Boxed element entries:

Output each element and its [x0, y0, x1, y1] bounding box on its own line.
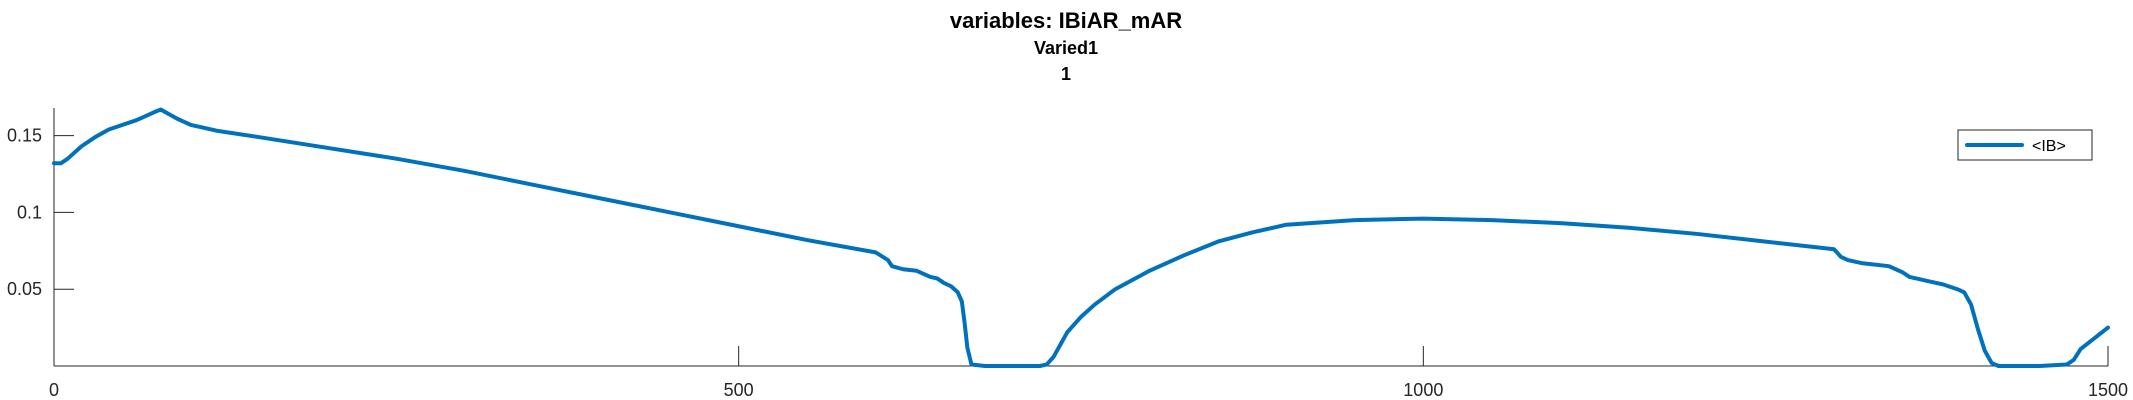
- chart-subtitle-index: 1: [1061, 64, 1071, 84]
- axes: [53, 108, 2108, 367]
- legend-label-ib: <IB>: [2032, 138, 2066, 155]
- title-group: variables: IBiAR_mAR Varied1 1: [950, 8, 1182, 84]
- x-tick-label: 500: [724, 380, 754, 400]
- x-tick-label: 1000: [1403, 380, 1443, 400]
- x-tick-label: 1500: [2088, 380, 2128, 400]
- chart-title: variables: IBiAR_mAR: [950, 8, 1182, 33]
- x-tick-label: 0: [49, 380, 59, 400]
- legend: <IB>: [1957, 129, 2093, 161]
- y-tick-label: 0.05: [7, 279, 42, 299]
- chart-subtitle: Varied1: [1034, 38, 1098, 58]
- series-line-ib: [52, 107, 2110, 368]
- y-tick-label: 0.1: [17, 202, 42, 222]
- data-series: [52, 107, 2110, 368]
- ticks: 0 500 1000 1500 0.05 0.1 0.15: [7, 126, 2128, 400]
- y-tick-label: 0.15: [7, 126, 42, 146]
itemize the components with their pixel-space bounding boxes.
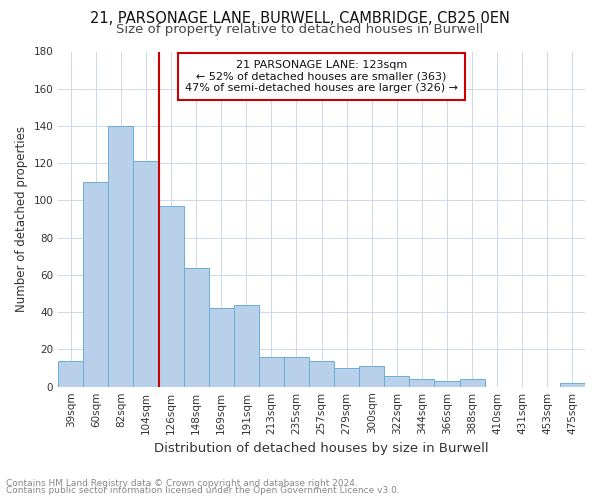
Bar	[234, 304, 259, 386]
Bar	[409, 379, 434, 386]
Text: 21, PARSONAGE LANE, BURWELL, CAMBRIDGE, CB25 0EN: 21, PARSONAGE LANE, BURWELL, CAMBRIDGE, …	[90, 11, 510, 26]
Text: Size of property relative to detached houses in Burwell: Size of property relative to detached ho…	[116, 22, 484, 36]
Bar	[83, 182, 109, 386]
Bar	[385, 376, 409, 386]
Bar	[460, 379, 485, 386]
Bar	[133, 162, 158, 386]
Bar	[58, 360, 83, 386]
Bar	[109, 126, 133, 386]
Bar	[359, 366, 385, 386]
Text: Contains HM Land Registry data © Crown copyright and database right 2024.: Contains HM Land Registry data © Crown c…	[6, 478, 358, 488]
Text: Contains public sector information licensed under the Open Government Licence v3: Contains public sector information licen…	[6, 486, 400, 495]
Bar	[560, 383, 585, 386]
Bar	[434, 381, 460, 386]
Y-axis label: Number of detached properties: Number of detached properties	[15, 126, 28, 312]
Bar	[334, 368, 359, 386]
Bar	[309, 360, 334, 386]
Text: 21 PARSONAGE LANE: 123sqm
← 52% of detached houses are smaller (363)
47% of semi: 21 PARSONAGE LANE: 123sqm ← 52% of detac…	[185, 60, 458, 93]
X-axis label: Distribution of detached houses by size in Burwell: Distribution of detached houses by size …	[154, 442, 489, 455]
Bar	[259, 357, 284, 386]
Bar	[184, 268, 209, 386]
Bar	[209, 308, 234, 386]
Bar	[284, 357, 309, 386]
Bar	[158, 206, 184, 386]
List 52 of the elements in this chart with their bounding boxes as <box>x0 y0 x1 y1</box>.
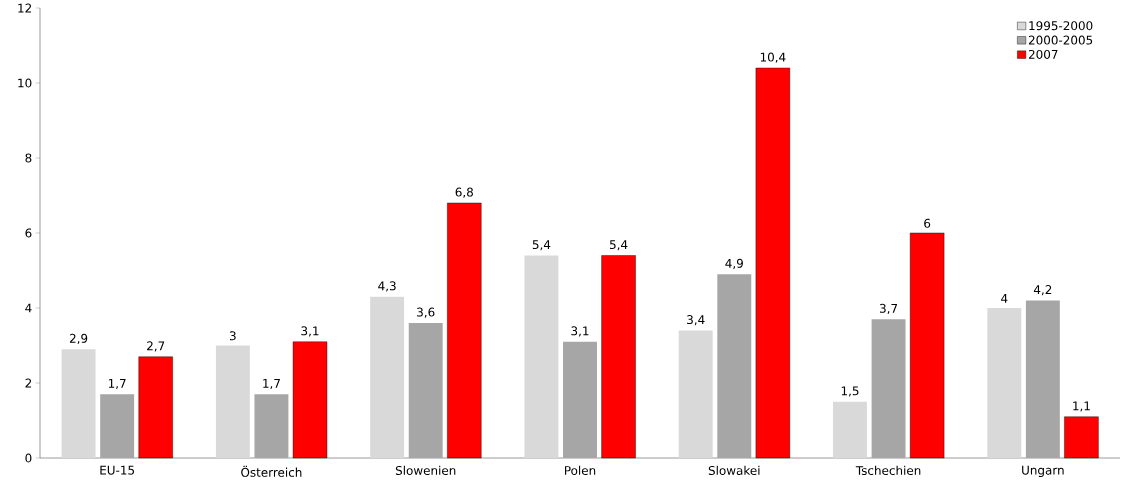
y-tick-label: 10 <box>18 78 32 88</box>
data-label: 1,7 <box>263 378 280 390</box>
data-label: 2,9 <box>69 333 88 345</box>
data-label: 3 <box>229 331 236 341</box>
x-tick-label: Tschechien <box>855 465 921 476</box>
data-label: 4 <box>1001 294 1008 303</box>
x-tick-label: Slowakei <box>708 465 760 476</box>
legend-label: 2000-2005 <box>1028 35 1093 45</box>
bar <box>833 401 867 458</box>
bar <box>254 394 289 458</box>
data-label: 1,5 <box>841 386 859 397</box>
y-tick-label: 2 <box>25 378 32 388</box>
bar <box>100 394 135 458</box>
y-tick-label: 12 <box>18 3 32 13</box>
data-label: 1,7 <box>108 378 126 390</box>
data-label: 3,1 <box>571 326 589 337</box>
data-label: 10,4 <box>760 52 786 63</box>
bar <box>717 274 752 458</box>
bar <box>1025 300 1060 458</box>
x-tick-label: Ungarn <box>1022 465 1064 477</box>
x-tick-label: Polen <box>564 465 596 476</box>
data-label: 3,6 <box>417 307 435 318</box>
data-label: 4,9 <box>725 258 743 270</box>
x-tick-label: Österreich <box>241 465 302 477</box>
bar <box>563 341 597 458</box>
bar <box>215 345 250 458</box>
data-label: 6,8 <box>455 187 473 198</box>
y-tick-label: 8 <box>25 153 32 163</box>
bar <box>987 308 1022 458</box>
bar <box>370 296 405 458</box>
data-label: 3,1 <box>301 326 319 337</box>
data-label: 3,4 <box>687 315 705 326</box>
y-tick-label: 0 <box>25 453 32 463</box>
data-label: 2,7 <box>147 341 165 352</box>
data-label: 6 <box>924 218 931 228</box>
y-tick-label: 6 <box>25 228 32 238</box>
x-tick-label: Slowenien <box>395 465 456 476</box>
data-label: 4,3 <box>378 281 396 292</box>
data-label: 1,1 <box>1073 401 1090 412</box>
legend-label: 2007 <box>1028 49 1058 59</box>
bar <box>408 323 443 458</box>
data-label: 5,4 <box>609 240 628 251</box>
bar <box>678 330 713 458</box>
bar <box>61 349 96 458</box>
legend-label: 1995-2000 <box>1029 21 1093 31</box>
data-label: 4,2 <box>1033 285 1052 296</box>
y-tick-label: 4 <box>25 303 32 313</box>
bar <box>871 319 906 458</box>
bar <box>524 255 559 458</box>
x-tick-label: EU-15 <box>100 465 135 475</box>
data-label: 5,4 <box>532 240 551 251</box>
data-label: 3,7 <box>879 303 898 315</box>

TASK INSTRUCTIONS » Copy out word for word the lines of the material above, starting at the line containing "y-tick-label: 10 <box>18 78 32 88</box>" and ending at the line containing "bar <box>254 394 289 458</box>", including both of those lines.

THE OUTPUT »
y-tick-label: 10 <box>18 78 32 88</box>
data-label: 1,7 <box>263 378 280 390</box>
data-label: 2,9 <box>69 333 88 345</box>
data-label: 3 <box>229 331 236 341</box>
x-tick-label: Tschechien <box>855 465 921 476</box>
data-label: 4 <box>1001 294 1008 303</box>
x-tick-label: Slowakei <box>708 465 760 476</box>
legend-label: 2000-2005 <box>1028 35 1093 45</box>
bar <box>833 401 867 458</box>
bar <box>254 394 289 458</box>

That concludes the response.